**TASK DETAILS**
Copy every line that contains the string "Burdett" from the entries below.

**Entries taken from a collection**
::::

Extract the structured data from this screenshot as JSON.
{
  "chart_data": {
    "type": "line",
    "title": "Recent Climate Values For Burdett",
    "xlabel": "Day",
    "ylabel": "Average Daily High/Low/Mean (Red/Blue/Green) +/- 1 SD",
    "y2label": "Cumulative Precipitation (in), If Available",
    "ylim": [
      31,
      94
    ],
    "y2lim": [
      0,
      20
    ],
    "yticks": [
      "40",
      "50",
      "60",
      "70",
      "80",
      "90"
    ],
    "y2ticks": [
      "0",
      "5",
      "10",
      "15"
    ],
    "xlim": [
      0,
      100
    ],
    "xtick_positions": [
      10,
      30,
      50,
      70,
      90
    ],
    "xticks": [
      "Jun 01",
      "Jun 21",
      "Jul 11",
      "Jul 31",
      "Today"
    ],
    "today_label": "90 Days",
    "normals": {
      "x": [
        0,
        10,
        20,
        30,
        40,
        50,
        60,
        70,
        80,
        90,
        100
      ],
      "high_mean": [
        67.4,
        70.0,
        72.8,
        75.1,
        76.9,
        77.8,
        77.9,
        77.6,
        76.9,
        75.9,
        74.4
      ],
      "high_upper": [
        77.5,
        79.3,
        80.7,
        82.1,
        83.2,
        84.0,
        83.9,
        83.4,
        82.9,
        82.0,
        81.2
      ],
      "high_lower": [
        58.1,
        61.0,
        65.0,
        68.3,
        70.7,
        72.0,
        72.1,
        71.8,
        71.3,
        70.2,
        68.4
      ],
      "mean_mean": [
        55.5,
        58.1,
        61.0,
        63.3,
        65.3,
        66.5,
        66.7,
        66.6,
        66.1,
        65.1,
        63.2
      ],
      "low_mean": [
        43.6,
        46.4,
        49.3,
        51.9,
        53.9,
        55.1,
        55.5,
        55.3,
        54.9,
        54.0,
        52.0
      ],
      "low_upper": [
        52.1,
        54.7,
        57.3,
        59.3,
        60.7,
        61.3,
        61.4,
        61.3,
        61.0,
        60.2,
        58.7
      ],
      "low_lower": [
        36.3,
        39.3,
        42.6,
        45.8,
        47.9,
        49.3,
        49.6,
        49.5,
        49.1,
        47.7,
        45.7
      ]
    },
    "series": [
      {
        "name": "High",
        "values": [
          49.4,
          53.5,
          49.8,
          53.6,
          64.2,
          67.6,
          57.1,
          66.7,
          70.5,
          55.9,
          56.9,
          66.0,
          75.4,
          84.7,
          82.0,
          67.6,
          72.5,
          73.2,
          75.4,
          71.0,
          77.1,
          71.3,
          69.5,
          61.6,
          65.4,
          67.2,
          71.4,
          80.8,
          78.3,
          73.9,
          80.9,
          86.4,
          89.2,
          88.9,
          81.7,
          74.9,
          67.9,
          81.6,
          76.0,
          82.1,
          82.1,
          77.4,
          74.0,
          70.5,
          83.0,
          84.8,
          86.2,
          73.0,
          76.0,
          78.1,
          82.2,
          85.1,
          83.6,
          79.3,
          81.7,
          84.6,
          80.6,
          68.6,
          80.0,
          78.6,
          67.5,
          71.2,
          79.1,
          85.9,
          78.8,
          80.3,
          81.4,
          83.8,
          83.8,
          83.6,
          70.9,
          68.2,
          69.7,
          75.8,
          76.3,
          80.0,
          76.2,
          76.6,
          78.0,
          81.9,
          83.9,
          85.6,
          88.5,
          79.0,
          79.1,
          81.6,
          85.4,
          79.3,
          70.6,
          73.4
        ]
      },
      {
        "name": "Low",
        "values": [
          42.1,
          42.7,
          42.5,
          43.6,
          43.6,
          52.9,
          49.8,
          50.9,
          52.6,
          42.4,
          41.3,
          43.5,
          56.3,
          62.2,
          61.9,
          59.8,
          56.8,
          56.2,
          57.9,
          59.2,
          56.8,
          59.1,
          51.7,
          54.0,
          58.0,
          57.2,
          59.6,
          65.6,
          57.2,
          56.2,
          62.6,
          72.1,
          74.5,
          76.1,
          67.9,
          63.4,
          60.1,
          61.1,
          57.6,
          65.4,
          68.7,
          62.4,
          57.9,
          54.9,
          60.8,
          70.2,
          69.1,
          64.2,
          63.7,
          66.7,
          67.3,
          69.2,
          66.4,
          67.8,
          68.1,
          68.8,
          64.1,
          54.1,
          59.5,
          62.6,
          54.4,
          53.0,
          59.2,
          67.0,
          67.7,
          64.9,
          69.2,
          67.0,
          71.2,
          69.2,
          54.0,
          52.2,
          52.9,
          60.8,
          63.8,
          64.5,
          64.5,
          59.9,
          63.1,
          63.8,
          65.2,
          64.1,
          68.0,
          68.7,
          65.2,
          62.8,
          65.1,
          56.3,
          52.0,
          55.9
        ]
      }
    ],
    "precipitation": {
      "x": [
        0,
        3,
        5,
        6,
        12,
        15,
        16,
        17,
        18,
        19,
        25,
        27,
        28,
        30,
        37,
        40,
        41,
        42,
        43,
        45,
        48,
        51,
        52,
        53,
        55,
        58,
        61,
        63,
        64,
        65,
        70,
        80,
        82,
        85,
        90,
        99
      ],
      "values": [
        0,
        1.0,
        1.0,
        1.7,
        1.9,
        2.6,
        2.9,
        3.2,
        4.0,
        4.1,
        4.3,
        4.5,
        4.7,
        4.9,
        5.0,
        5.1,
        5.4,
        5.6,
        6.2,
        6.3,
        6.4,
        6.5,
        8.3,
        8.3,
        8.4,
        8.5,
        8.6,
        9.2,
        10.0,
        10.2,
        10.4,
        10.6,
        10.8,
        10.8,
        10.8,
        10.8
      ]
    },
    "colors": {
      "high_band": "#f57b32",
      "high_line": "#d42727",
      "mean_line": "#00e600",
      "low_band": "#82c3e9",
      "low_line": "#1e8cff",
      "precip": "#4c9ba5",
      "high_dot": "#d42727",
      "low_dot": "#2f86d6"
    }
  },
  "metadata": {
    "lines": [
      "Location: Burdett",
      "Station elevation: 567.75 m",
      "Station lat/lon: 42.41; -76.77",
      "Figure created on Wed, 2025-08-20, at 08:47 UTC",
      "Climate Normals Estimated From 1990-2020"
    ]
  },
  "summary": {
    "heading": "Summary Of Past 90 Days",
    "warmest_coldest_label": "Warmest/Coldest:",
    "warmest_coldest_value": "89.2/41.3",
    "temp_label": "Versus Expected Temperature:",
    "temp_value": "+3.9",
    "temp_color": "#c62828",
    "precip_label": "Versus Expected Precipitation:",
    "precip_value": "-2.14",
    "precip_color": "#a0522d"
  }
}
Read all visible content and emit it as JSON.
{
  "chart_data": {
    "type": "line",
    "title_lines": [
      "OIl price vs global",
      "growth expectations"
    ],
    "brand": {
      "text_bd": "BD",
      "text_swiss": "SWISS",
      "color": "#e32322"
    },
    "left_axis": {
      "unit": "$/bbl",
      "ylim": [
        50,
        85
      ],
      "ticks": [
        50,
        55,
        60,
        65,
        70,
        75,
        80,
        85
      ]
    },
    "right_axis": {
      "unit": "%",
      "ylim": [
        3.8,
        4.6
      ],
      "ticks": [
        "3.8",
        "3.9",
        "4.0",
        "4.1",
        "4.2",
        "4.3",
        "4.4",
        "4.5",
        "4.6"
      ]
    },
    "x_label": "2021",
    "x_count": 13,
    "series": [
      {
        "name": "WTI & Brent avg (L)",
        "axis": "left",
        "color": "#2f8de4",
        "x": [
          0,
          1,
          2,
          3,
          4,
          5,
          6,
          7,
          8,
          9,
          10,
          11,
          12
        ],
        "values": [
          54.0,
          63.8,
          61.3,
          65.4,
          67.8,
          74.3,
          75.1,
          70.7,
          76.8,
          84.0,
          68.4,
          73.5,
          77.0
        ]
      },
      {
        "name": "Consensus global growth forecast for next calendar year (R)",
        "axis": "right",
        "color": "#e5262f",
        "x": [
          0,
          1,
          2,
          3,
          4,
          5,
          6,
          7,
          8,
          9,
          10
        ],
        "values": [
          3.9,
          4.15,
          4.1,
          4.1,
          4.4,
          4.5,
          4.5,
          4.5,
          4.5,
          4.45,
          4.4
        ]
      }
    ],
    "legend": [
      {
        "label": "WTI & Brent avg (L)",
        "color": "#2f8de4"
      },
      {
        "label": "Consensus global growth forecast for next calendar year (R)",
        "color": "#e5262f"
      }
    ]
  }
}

::::

**EXERCISE RESULT**
    "title": "Recent Climate Values For Burdett",
      "Location: Burdett",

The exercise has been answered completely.